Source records
********

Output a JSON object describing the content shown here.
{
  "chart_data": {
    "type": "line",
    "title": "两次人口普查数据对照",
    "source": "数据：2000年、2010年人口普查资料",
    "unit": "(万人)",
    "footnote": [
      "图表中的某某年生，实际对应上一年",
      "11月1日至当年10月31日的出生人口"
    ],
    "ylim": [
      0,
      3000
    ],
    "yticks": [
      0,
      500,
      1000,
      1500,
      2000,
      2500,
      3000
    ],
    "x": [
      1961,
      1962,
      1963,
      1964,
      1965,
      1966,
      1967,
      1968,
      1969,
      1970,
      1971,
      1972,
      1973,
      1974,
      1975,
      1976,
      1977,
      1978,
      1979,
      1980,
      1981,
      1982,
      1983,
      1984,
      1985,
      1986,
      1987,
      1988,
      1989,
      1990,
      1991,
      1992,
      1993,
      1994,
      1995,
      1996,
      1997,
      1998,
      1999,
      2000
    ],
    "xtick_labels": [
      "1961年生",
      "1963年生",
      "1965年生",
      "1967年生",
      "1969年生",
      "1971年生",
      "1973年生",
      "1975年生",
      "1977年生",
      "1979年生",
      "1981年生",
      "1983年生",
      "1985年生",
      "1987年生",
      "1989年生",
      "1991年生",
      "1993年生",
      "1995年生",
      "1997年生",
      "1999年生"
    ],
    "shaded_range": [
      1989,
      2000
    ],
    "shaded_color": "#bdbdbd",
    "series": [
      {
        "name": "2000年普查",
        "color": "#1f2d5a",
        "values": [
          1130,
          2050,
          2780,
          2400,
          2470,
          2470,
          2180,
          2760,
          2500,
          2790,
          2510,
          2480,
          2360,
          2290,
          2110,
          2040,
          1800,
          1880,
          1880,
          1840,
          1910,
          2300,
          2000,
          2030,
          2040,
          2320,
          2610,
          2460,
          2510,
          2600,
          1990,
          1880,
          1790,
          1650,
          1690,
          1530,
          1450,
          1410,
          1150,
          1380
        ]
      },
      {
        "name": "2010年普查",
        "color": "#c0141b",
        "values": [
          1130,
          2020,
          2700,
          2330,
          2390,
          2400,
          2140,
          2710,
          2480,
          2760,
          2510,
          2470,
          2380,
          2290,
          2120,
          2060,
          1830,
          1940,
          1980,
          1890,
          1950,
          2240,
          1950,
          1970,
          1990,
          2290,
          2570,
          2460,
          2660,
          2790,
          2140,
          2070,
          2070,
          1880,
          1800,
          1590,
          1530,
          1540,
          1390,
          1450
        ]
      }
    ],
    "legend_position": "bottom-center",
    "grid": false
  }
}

********

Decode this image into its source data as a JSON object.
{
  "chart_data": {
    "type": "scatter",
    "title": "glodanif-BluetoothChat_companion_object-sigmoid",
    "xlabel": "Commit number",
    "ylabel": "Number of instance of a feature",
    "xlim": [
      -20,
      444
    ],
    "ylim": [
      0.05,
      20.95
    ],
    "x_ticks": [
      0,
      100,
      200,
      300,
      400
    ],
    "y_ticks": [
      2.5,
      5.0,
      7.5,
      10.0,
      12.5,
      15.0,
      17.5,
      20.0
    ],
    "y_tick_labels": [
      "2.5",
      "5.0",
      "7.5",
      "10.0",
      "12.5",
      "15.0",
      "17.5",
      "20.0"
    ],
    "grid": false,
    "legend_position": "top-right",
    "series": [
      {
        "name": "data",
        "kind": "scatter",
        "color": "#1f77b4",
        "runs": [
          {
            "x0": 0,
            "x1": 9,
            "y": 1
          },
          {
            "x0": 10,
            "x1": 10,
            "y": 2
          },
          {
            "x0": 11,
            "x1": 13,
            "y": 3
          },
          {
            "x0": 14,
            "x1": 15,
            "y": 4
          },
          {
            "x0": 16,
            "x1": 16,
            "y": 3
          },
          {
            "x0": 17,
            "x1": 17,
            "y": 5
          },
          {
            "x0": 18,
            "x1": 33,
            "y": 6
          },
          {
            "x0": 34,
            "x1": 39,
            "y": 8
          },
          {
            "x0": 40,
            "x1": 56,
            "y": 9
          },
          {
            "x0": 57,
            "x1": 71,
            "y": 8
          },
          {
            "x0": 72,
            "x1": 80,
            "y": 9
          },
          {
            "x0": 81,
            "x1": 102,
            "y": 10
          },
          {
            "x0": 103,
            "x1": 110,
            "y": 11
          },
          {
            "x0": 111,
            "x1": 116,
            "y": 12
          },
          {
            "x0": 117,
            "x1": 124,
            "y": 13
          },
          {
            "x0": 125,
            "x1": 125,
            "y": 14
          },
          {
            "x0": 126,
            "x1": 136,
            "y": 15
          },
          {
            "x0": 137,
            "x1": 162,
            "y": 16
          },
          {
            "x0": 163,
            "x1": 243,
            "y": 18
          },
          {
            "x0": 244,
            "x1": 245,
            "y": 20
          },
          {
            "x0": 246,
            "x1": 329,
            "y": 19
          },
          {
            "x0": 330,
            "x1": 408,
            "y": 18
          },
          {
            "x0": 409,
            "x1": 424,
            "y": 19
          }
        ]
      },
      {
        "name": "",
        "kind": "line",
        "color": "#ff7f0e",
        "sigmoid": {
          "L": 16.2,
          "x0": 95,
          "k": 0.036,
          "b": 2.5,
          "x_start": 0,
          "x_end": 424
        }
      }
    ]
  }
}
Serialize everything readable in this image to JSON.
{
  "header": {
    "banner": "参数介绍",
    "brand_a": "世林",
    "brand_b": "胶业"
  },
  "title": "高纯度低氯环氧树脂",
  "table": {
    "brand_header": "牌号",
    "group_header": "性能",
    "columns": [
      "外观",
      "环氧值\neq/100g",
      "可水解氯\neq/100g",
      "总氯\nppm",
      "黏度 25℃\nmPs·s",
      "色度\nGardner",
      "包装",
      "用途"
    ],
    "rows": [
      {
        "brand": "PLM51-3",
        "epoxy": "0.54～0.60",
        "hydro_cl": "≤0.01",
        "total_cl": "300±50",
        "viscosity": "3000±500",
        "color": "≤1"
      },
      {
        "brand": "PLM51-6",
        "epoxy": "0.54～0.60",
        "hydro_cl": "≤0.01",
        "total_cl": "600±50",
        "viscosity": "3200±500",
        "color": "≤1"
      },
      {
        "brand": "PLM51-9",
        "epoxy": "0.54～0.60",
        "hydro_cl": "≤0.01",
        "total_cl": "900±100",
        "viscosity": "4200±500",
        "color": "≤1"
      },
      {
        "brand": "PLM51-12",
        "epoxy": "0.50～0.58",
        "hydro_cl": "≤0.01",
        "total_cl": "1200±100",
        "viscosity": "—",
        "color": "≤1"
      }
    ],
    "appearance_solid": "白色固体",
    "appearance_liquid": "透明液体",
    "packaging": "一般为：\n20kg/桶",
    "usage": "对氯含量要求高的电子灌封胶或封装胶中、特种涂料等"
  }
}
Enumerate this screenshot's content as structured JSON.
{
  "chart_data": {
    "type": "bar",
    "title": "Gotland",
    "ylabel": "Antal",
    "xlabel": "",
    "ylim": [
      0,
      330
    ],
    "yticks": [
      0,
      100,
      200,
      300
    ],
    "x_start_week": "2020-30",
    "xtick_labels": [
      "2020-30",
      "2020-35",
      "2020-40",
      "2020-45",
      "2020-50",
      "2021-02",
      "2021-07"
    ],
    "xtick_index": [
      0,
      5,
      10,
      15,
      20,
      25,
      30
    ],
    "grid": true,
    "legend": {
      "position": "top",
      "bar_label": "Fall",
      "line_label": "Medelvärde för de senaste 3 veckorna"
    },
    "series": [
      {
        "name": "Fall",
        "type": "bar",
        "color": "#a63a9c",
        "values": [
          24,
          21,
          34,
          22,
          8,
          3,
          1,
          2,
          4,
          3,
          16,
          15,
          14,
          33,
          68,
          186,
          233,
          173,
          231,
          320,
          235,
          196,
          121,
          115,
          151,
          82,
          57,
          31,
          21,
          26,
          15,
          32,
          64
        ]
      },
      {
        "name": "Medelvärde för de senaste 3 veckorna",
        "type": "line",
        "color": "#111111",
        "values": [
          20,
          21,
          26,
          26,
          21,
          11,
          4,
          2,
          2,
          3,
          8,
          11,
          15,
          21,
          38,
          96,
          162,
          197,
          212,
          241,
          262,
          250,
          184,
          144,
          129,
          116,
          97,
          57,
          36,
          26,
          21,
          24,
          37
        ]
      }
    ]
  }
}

********

## Work to be completed
Which lines hold the word "viscosity"? Return all of them from the records above.

## Answer for this exercise
        "viscosity": "3000±500",
        "viscosity": "3200±500",
        "viscosity": "4200±500",
        "viscosity": "—",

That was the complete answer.